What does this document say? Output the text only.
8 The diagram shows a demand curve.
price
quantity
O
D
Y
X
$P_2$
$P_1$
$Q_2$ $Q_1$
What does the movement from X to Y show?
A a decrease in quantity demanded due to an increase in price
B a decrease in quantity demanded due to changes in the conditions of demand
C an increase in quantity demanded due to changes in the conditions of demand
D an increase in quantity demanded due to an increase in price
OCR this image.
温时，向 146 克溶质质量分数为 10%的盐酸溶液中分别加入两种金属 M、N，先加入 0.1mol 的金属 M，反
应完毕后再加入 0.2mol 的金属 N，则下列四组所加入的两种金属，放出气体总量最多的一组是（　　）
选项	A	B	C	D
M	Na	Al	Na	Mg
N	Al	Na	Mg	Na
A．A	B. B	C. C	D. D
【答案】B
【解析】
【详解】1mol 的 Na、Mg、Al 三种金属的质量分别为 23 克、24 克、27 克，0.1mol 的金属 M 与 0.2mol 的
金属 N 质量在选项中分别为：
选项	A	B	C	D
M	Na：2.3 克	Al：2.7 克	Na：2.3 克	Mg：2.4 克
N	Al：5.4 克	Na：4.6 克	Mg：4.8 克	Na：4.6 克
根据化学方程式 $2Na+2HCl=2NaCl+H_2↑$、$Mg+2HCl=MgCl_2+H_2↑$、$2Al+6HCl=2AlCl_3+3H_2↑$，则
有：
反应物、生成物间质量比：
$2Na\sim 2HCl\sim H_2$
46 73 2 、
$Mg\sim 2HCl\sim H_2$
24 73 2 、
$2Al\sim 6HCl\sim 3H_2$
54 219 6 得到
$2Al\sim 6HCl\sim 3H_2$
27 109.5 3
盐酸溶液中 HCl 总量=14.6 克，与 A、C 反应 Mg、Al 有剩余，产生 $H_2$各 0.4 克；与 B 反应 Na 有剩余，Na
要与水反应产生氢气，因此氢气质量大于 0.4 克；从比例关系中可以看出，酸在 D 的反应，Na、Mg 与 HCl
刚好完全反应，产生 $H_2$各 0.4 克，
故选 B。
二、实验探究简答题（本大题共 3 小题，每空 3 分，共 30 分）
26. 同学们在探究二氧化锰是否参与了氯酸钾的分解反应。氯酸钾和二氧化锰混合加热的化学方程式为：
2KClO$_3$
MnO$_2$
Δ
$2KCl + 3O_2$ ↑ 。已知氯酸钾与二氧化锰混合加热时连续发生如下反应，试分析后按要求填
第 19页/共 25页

----------------------------------------

Copy each line of the listing in which the word "this" can be found.

What does this document say? Output the text only.
OCR this image.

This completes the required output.